:: TASK DETAILS ::
Search the records below for the word "cdot" and show every line where it occurs.

Begin

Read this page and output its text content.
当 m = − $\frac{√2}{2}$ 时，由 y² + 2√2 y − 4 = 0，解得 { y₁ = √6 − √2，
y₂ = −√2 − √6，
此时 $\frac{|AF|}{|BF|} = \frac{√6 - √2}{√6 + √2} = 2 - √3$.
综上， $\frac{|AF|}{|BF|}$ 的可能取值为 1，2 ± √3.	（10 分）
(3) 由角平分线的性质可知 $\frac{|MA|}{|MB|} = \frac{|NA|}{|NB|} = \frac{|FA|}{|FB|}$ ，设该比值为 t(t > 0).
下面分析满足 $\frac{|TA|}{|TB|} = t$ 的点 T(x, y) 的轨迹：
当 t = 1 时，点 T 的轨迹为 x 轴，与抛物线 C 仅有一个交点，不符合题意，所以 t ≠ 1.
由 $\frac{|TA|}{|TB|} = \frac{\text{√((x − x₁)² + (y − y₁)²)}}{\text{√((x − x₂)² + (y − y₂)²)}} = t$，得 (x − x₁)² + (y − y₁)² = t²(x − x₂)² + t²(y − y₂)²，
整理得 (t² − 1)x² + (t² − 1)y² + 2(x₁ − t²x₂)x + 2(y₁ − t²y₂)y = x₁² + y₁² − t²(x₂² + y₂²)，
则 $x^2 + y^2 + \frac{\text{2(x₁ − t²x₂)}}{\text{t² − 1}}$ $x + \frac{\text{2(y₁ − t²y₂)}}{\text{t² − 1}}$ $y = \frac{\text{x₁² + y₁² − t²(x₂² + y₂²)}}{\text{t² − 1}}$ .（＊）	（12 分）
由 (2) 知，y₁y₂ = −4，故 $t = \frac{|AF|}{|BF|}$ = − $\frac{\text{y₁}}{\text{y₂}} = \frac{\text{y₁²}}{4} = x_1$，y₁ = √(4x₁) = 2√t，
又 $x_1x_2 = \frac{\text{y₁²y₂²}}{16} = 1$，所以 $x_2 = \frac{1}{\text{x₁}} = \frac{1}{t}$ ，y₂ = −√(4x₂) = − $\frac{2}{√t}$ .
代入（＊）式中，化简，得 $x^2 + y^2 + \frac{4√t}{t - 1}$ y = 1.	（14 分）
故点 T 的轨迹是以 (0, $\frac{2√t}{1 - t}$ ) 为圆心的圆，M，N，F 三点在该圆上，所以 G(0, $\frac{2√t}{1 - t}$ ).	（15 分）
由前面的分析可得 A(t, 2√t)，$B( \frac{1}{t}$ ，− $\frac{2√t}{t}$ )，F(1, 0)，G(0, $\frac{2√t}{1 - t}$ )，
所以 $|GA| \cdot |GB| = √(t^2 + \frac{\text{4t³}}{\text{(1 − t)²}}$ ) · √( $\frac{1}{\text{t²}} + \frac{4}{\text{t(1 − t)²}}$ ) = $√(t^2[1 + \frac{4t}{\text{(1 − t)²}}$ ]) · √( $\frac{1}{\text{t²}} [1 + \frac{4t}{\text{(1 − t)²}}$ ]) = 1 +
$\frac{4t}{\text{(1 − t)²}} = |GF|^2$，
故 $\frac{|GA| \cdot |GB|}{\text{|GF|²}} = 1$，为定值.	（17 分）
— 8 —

End

:: ANSWER IN FULL ::
所以 $|GA| \cdot |GB| = √(t^2 + \frac{\text{4t³}}{\text{(1 − t)²}}$ ) · √( $\frac{1}{\text{t²}} + \frac{4}{\text{t(1 − t)²}}$ ) = $√(t^2[1 + \frac{4t}{\text{(1 − t)²}}$ ]) · √( $\frac{1}{\text{t²}} [1 + \frac{4t}{\text{(1 − t)²}}$ ]) = 1 +
故 $\frac{|GA| \cdot |GB|}{\text{|GF|²}} = 1$，为定值.	（17 分）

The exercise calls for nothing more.